[Data entries]
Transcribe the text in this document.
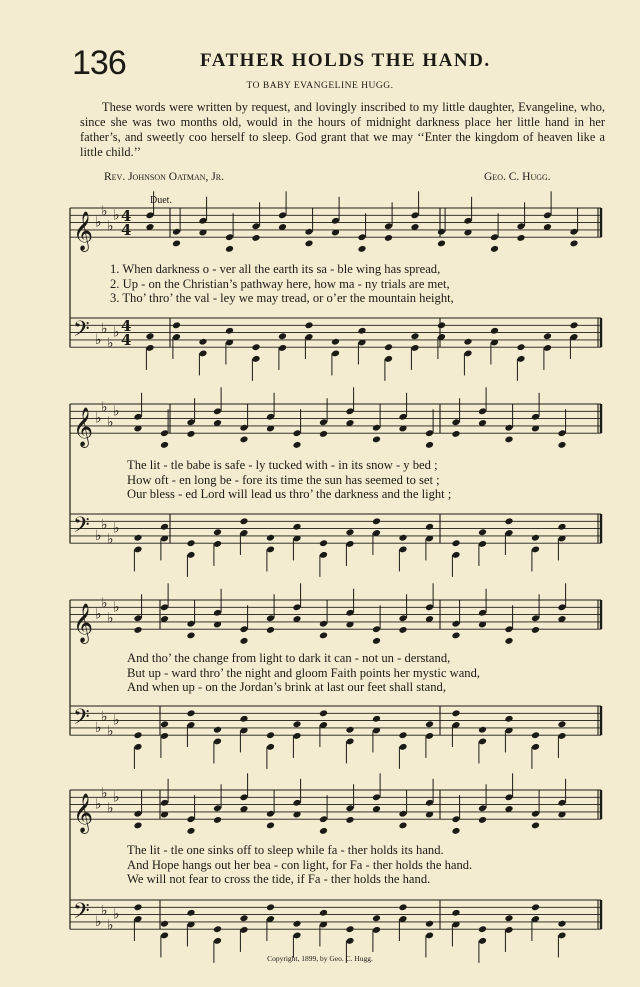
136	FATHER HOLDS THE HAND.
TO BABY EVANGELINE HUGG.

These words were written by request, and lovingly inscribed to my little daughter, Evangeline, who, since she was two months old, would in the hours of midnight darkness place her little hand in her father’s, and sweetly coo herself to sleep. God grant that we may ‘‘Enter the kingdom of heaven like a little child.’’

Rev. Johnson Oatman, Jr.	Geo. C. Hugg.
Duet.
𝄞 ♭
♭
♭
♭ 4
4
𝄢 ♭
♭
♭
♭ 4
4
𝄞 ♭
♭
♭
♭
𝄢 ♭
♭
♭
♭
𝄞 ♭
♭
♭
♭
𝄢 ♭
♭
♭
♭
𝄞 ♭
♭
♭
♭
𝄢 ♭
♭
♭
♭
1. When darkness o - ver all the earth its sa - ble wing has spread,
2. Up - on the Christian’s pathway here, how ma - ny trials are met,
3. Tho’ thro’ the val - ley we may tread, or o’er the mountain height,
The lit - tle babe is safe - ly tucked with - in its snow - y bed ;
How oft - en long be - fore its time the sun has seemed to set ;
Our bless - ed Lord will lead us thro’ the darkness and the light ;
And tho’ the change from light to dark it can - not un - derstand,
But up - ward thro’ the night and gloom Faith points her mystic wand,
And when up - on the Jordan’s brink at last our feet shall stand,
The lit - tle one sinks off to sleep while fa - ther holds its hand.
And Hope hangs out her bea - con light, for Fa - ther holds the hand.
We will not fear to cross the tide, if Fa - ther holds the hand.
Copyright, 1899, by Geo. C. Hugg.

* _WHAT IS REQUIRED_
Scan the lines above for "thro", then copy every one that has it.

* _COMPLETED TASK_
3. Tho’ thro’ the val - ley we may tread, or o’er the mountain height,
Our bless - ed Lord will lead us thro’ the darkness and the light ;
But up - ward thro’ the night and gloom Faith points her mystic wand,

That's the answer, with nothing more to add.